Required work => Below are entries to be transcribed exactly; exclude the pictures from the copy.

Provided entries =>
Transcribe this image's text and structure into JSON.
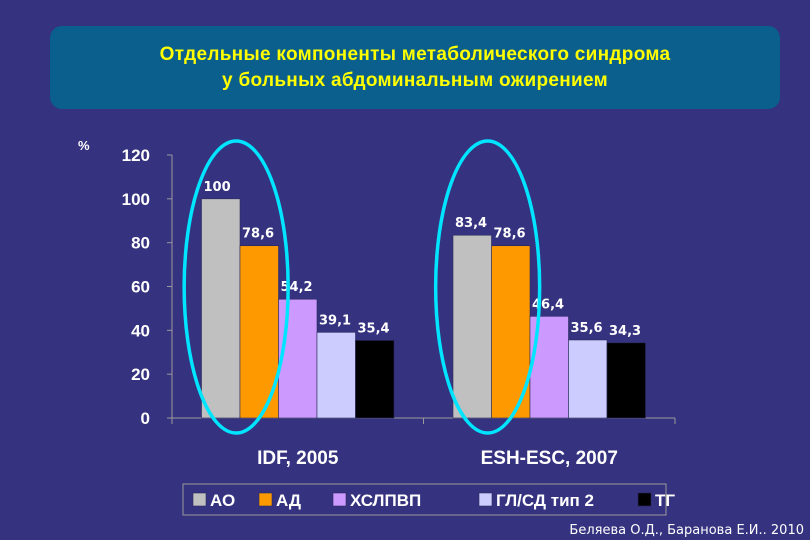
{
  "title": {
    "line1": "Отдельные компоненты метаболического синдрома",
    "line2": "у больных абдоминальным ожирением"
  },
  "credit": "Беляева О.Д., Баранова Е.И.. 2010",
  "colors": {
    "background": "#35327f",
    "title_box": "#0a5f8c",
    "title_text": "#ffff00",
    "highlight_ellipse": "#00e5ff"
  },
  "chart_data": {
    "type": "bar",
    "ylabel": "%",
    "ylim": [
      0,
      120
    ],
    "yticks": [
      0,
      20,
      40,
      60,
      80,
      100,
      120
    ],
    "categories": [
      "IDF, 2005",
      "ESH-ESC, 2007"
    ],
    "series": [
      {
        "name": "АО",
        "values": [
          100,
          83.4
        ],
        "labels": [
          "100",
          "83,4"
        ],
        "color": "#c0c0c0"
      },
      {
        "name": "АД",
        "values": [
          78.6,
          78.6
        ],
        "labels": [
          "78,6",
          "78,6"
        ],
        "color": "#ff9900"
      },
      {
        "name": "ХСЛПВП",
        "values": [
          54.2,
          46.4
        ],
        "labels": [
          "54,2",
          "46,4"
        ],
        "color": "#cc99ff"
      },
      {
        "name": "ГЛ/СД тип 2",
        "values": [
          39.1,
          35.6
        ],
        "labels": [
          "39,1",
          "35,6"
        ],
        "color": "#ccccff"
      },
      {
        "name": "ТГ",
        "values": [
          35.4,
          34.3
        ],
        "labels": [
          "35,4",
          "34,3"
        ],
        "color": "#000000"
      }
    ],
    "grid": false,
    "legend_position": "bottom"
  }
}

Answer to this task =>
Transcribe this image's text and structure into JSON.
{
  "title": {
    "line1": "Отдельные компоненты метаболического синдрома",
    "line2": "у больных абдоминальным ожирением"
  },
  "credit": "Беляева О.Д., Баранова Е.И.. 2010",
  "colors": {
    "background": "#35327f",
    "title_box": "#0a5f8c",
    "title_text": "#ffff00",
    "highlight_ellipse": "#00e5ff"
  },
  "chart_data": {
    "type": "bar",
    "ylabel": "%",
    "ylim": [
      0,
      120
    ],
    "yticks": [
      0,
      20,
      40,
      60,
      80,
      100,
      120
    ],
    "categories": [
      "IDF, 2005",
      "ESH-ESC, 2007"
    ],
    "series": [
      {
        "name": "АО",
        "values": [
          100,
          83.4
        ],
        "labels": [
          "100",
          "83,4"
        ],
        "color": "#c0c0c0"
      },
      {
        "name": "АД",
        "values": [
          78.6,
          78.6
        ],
        "labels": [
          "78,6",
          "78,6"
        ],
        "color": "#ff9900"
      },
      {
        "name": "ХСЛПВП",
        "values": [
          54.2,
          46.4
        ],
        "labels": [
          "54,2",
          "46,4"
        ],
        "color": "#cc99ff"
      },
      {
        "name": "ГЛ/СД тип 2",
        "values": [
          39.1,
          35.6
        ],
        "labels": [
          "39,1",
          "35,6"
        ],
        "color": "#ccccff"
      },
      {
        "name": "ТГ",
        "values": [
          35.4,
          34.3
        ],
        "labels": [
          "35,4",
          "34,3"
        ],
        "color": "#000000"
      }
    ],
    "grid": false,
    "legend_position": "bottom"
  }
}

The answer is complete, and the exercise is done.